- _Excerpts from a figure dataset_
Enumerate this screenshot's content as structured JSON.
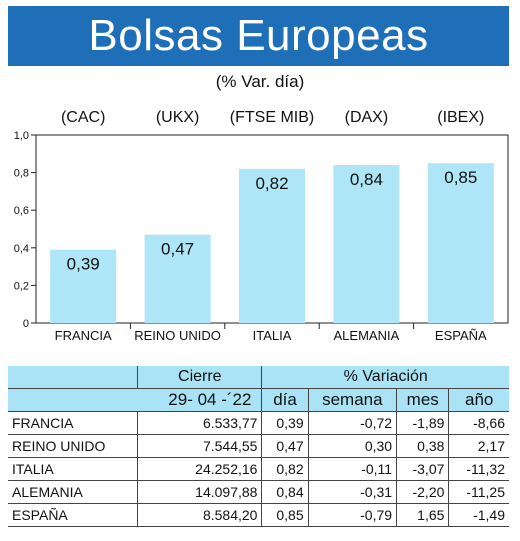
{
  "header": {
    "title": "Bolsas Europeas",
    "subtitle": "(% Var. día)"
  },
  "chart_data": {
    "type": "bar",
    "categories": [
      "FRANCIA",
      "REINO UNIDO",
      "ITALIA",
      "ALEMANIA",
      "ESPAÑA"
    ],
    "index_labels": [
      "(CAC)",
      "(UKX)",
      "(FTSE MIB)",
      "(DAX)",
      "(IBEX)"
    ],
    "values": [
      0.39,
      0.47,
      0.82,
      0.84,
      0.85
    ],
    "value_labels": [
      "0,39",
      "0,47",
      "0,82",
      "0,84",
      "0,85"
    ],
    "yticks": [
      0,
      0.2,
      0.4,
      0.6,
      0.8,
      1.0
    ],
    "ytick_labels": [
      "0",
      "0,2",
      "0,4",
      "0,6",
      "0,8",
      "1,0"
    ],
    "ylim": [
      0,
      1.0
    ],
    "grid": false,
    "bar_color": "#aee6f7"
  },
  "table": {
    "header_cierre": "Cierre",
    "header_variacion": "% Variación",
    "date": "29- 04 -´22",
    "col_dia": "día",
    "col_semana": "semana",
    "col_mes": "mes",
    "col_anio": "año",
    "rows": [
      {
        "name": "FRANCIA",
        "cierre": "6.533,77",
        "dia": "0,39",
        "semana": "-0,72",
        "mes": "-1,89",
        "anio": "-8,66"
      },
      {
        "name": "REINO UNIDO",
        "cierre": "7.544,55",
        "dia": "0,47",
        "semana": "0,30",
        "mes": "0,38",
        "anio": "2,17"
      },
      {
        "name": "ITALIA",
        "cierre": "24.252,16",
        "dia": "0,82",
        "semana": "-0,11",
        "mes": "-3,07",
        "anio": "-11,32"
      },
      {
        "name": "ALEMANIA",
        "cierre": "14.097,88",
        "dia": "0,84",
        "semana": "-0,31",
        "mes": "-2,20",
        "anio": "-11,25"
      },
      {
        "name": "ESPAÑA",
        "cierre": "8.584,20",
        "dia": "0,85",
        "semana": "-0,79",
        "mes": "1,65",
        "anio": "-1,49"
      }
    ]
  }
}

- _Written problem_
Every entry above needs to be retyped exactly; drop the pictures.

- _Reply_
Enumerate this screenshot's content as structured JSON.
{
  "header": {
    "title": "Bolsas Europeas",
    "subtitle": "(% Var. día)"
  },
  "chart_data": {
    "type": "bar",
    "categories": [
      "FRANCIA",
      "REINO UNIDO",
      "ITALIA",
      "ALEMANIA",
      "ESPAÑA"
    ],
    "index_labels": [
      "(CAC)",
      "(UKX)",
      "(FTSE MIB)",
      "(DAX)",
      "(IBEX)"
    ],
    "values": [
      0.39,
      0.47,
      0.82,
      0.84,
      0.85
    ],
    "value_labels": [
      "0,39",
      "0,47",
      "0,82",
      "0,84",
      "0,85"
    ],
    "yticks": [
      0,
      0.2,
      0.4,
      0.6,
      0.8,
      1.0
    ],
    "ytick_labels": [
      "0",
      "0,2",
      "0,4",
      "0,6",
      "0,8",
      "1,0"
    ],
    "ylim": [
      0,
      1.0
    ],
    "grid": false,
    "bar_color": "#aee6f7"
  },
  "table": {
    "header_cierre": "Cierre",
    "header_variacion": "% Variación",
    "date": "29- 04 -´22",
    "col_dia": "día",
    "col_semana": "semana",
    "col_mes": "mes",
    "col_anio": "año",
    "rows": [
      {
        "name": "FRANCIA",
        "cierre": "6.533,77",
        "dia": "0,39",
        "semana": "-0,72",
        "mes": "-1,89",
        "anio": "-8,66"
      },
      {
        "name": "REINO UNIDO",
        "cierre": "7.544,55",
        "dia": "0,47",
        "semana": "0,30",
        "mes": "0,38",
        "anio": "2,17"
      },
      {
        "name": "ITALIA",
        "cierre": "24.252,16",
        "dia": "0,82",
        "semana": "-0,11",
        "mes": "-3,07",
        "anio": "-11,32"
      },
      {
        "name": "ALEMANIA",
        "cierre": "14.097,88",
        "dia": "0,84",
        "semana": "-0,31",
        "mes": "-2,20",
        "anio": "-11,25"
      },
      {
        "name": "ESPAÑA",
        "cierre": "8.584,20",
        "dia": "0,85",
        "semana": "-0,79",
        "mes": "1,65",
        "anio": "-1,49"
      }
    ]
  }
}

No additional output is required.